| Written task |
Pull every line of the entries that has the word "Travel".

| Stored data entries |
____

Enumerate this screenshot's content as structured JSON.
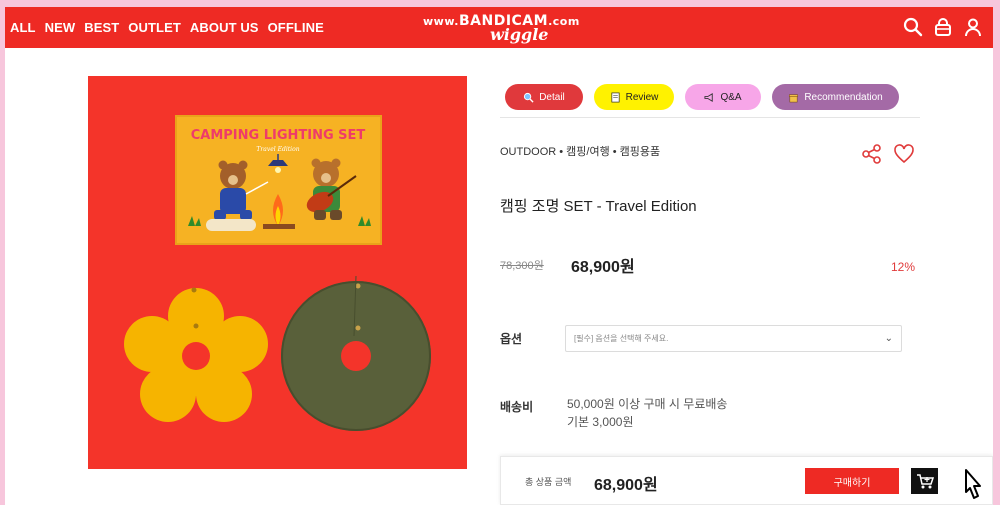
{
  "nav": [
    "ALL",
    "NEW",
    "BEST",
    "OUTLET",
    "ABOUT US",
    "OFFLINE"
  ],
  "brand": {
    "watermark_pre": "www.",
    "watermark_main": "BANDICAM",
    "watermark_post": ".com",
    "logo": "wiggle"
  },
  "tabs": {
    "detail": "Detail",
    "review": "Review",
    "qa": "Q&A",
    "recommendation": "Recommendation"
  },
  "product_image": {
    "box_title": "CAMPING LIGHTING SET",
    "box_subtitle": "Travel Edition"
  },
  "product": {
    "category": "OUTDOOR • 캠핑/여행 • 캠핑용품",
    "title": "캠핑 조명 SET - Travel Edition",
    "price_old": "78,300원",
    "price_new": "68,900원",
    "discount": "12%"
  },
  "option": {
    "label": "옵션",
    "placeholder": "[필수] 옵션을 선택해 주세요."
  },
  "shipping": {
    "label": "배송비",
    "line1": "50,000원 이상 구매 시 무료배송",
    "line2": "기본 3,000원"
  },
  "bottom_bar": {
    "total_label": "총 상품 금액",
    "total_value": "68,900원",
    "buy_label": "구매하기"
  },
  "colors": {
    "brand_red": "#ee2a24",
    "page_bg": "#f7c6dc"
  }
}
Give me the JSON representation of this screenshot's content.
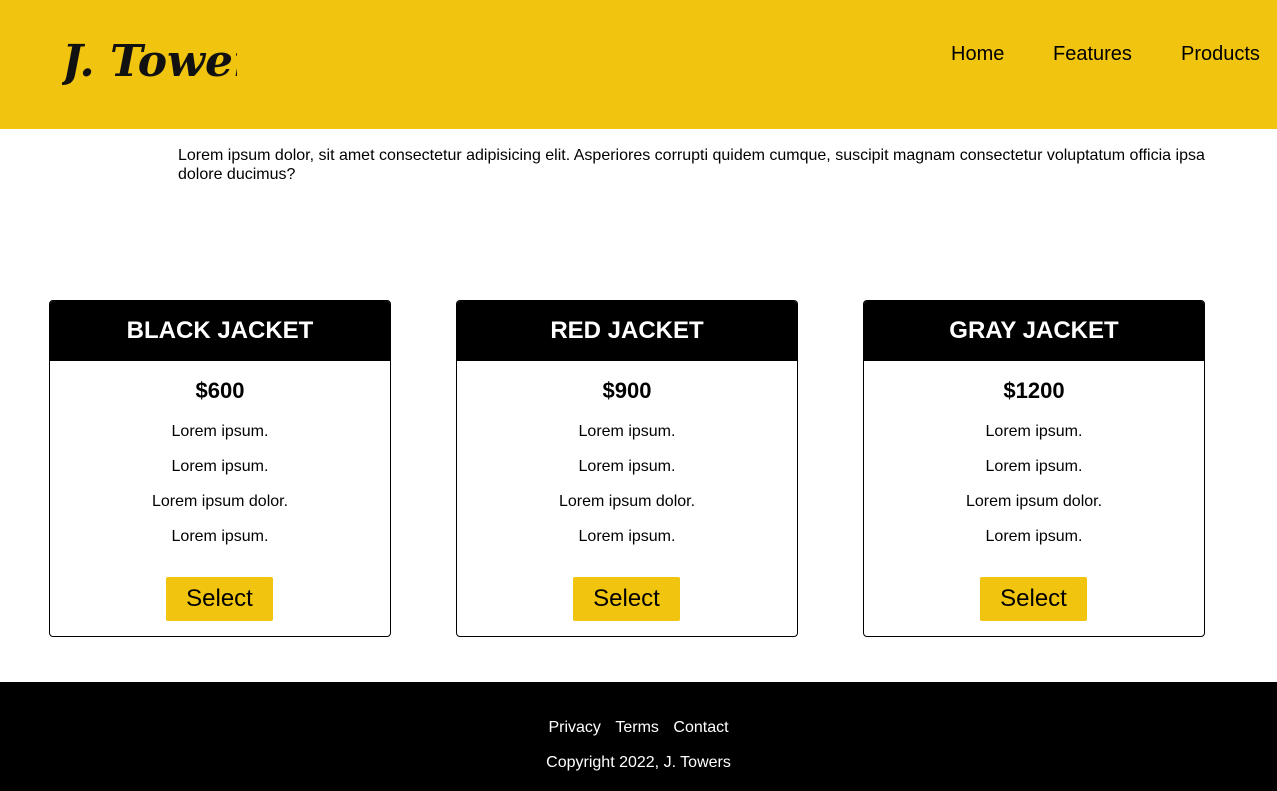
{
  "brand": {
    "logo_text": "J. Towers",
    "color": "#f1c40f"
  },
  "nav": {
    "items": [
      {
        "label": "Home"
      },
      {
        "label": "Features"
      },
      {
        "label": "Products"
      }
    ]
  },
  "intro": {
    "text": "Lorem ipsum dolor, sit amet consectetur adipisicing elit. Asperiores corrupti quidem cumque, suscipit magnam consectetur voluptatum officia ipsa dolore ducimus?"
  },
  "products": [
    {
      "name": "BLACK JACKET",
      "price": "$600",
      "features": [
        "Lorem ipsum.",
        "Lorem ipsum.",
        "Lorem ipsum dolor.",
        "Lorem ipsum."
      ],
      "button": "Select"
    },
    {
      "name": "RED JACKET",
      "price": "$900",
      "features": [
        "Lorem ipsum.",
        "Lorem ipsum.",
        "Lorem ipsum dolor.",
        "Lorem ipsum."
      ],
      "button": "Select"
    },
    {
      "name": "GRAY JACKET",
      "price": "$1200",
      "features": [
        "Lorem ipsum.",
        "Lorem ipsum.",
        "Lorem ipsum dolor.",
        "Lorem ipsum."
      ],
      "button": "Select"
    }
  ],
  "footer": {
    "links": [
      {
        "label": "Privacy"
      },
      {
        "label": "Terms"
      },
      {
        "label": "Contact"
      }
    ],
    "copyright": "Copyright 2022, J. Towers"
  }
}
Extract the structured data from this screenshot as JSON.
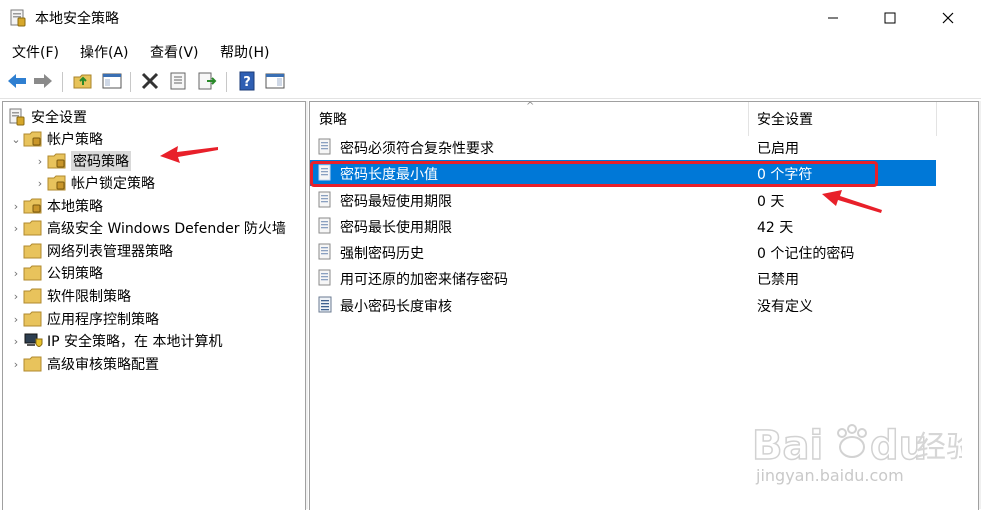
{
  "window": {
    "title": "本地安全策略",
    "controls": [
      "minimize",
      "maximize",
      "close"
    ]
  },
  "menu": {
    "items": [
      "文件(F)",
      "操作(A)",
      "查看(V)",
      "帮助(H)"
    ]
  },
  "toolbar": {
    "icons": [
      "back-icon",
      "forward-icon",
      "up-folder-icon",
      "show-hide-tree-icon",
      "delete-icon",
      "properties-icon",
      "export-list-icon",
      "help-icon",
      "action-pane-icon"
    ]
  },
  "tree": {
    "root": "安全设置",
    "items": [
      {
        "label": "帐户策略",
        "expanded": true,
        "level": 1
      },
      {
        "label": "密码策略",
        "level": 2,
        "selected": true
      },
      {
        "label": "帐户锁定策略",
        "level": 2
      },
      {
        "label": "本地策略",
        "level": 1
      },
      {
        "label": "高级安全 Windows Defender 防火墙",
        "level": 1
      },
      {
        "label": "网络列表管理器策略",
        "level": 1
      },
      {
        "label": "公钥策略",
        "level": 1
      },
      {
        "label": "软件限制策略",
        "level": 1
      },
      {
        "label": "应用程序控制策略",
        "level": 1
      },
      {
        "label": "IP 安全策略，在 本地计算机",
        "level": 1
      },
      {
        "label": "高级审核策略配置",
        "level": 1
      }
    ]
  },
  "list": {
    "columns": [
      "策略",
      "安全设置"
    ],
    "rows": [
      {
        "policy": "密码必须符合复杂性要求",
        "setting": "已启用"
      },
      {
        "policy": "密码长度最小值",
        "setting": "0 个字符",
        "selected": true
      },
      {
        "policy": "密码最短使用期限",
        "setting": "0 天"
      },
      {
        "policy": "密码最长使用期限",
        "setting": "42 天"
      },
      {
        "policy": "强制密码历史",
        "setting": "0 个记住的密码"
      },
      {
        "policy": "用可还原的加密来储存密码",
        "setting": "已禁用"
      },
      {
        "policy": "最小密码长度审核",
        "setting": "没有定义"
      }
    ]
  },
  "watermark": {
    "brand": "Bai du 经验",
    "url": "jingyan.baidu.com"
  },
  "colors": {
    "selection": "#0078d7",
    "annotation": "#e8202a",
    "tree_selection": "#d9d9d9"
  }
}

____

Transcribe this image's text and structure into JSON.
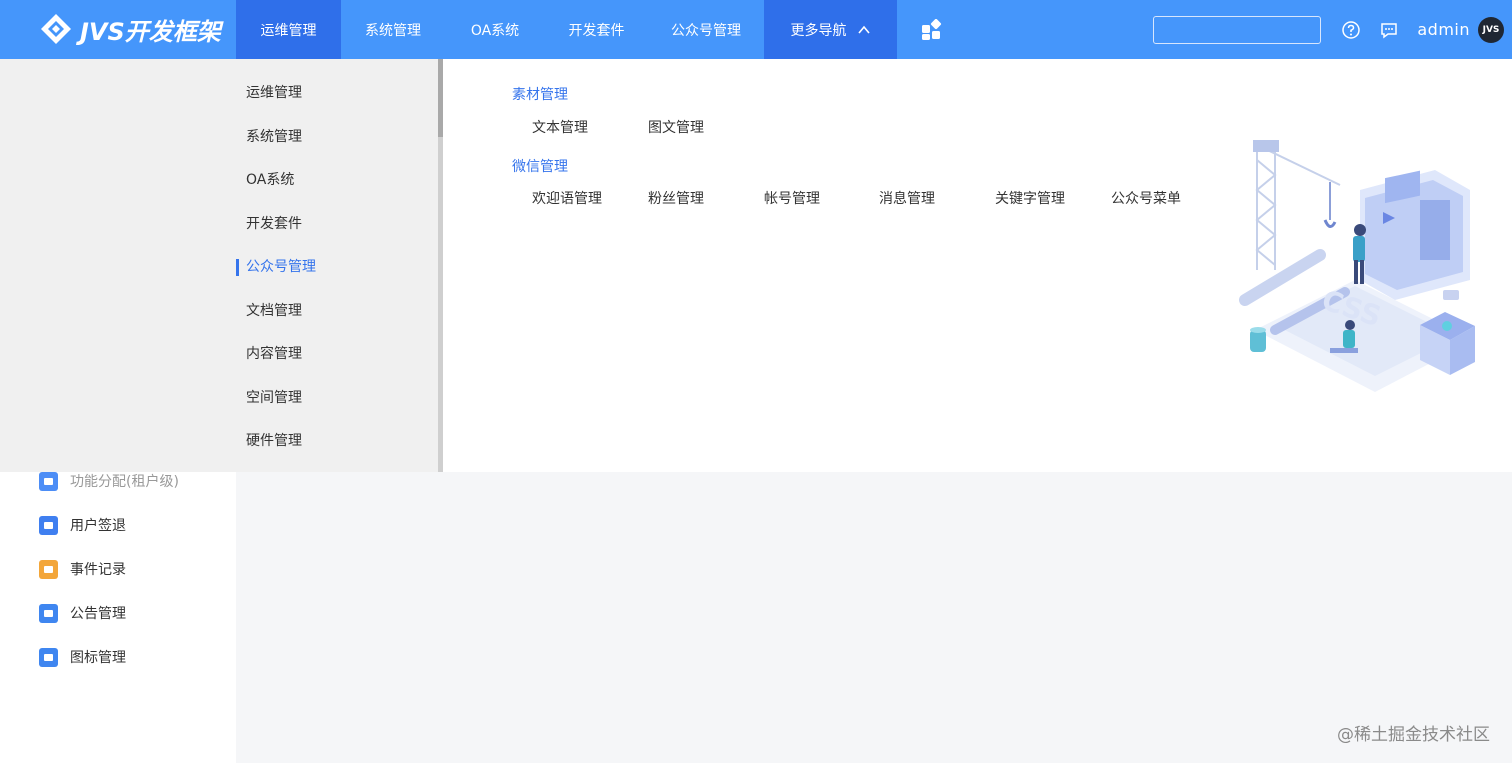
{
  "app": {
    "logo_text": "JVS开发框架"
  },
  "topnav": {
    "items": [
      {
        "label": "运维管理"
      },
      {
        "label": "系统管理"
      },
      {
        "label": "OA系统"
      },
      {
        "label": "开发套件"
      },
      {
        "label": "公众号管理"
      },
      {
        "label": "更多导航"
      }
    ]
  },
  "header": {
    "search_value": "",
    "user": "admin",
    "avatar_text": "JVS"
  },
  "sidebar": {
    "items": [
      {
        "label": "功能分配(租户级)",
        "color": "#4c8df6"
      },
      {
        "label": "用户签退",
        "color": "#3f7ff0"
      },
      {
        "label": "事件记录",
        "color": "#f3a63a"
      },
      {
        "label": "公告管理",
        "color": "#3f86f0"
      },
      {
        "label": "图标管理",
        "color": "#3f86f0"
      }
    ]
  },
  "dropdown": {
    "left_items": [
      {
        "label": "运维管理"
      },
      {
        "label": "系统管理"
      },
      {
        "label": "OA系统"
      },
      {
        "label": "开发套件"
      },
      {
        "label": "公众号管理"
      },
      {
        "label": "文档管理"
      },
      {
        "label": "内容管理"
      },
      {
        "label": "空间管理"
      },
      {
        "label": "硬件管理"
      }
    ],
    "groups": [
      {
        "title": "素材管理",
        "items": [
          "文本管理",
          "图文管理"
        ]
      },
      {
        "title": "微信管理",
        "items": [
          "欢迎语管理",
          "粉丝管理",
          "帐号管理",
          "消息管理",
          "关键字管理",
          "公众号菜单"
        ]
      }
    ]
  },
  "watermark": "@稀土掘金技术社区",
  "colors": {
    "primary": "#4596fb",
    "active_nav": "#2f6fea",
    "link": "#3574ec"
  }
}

____

| Task answer |
    "box_subtitle": "Travel Edition"
    "title": "캠핑 조명 SET - Travel Edition",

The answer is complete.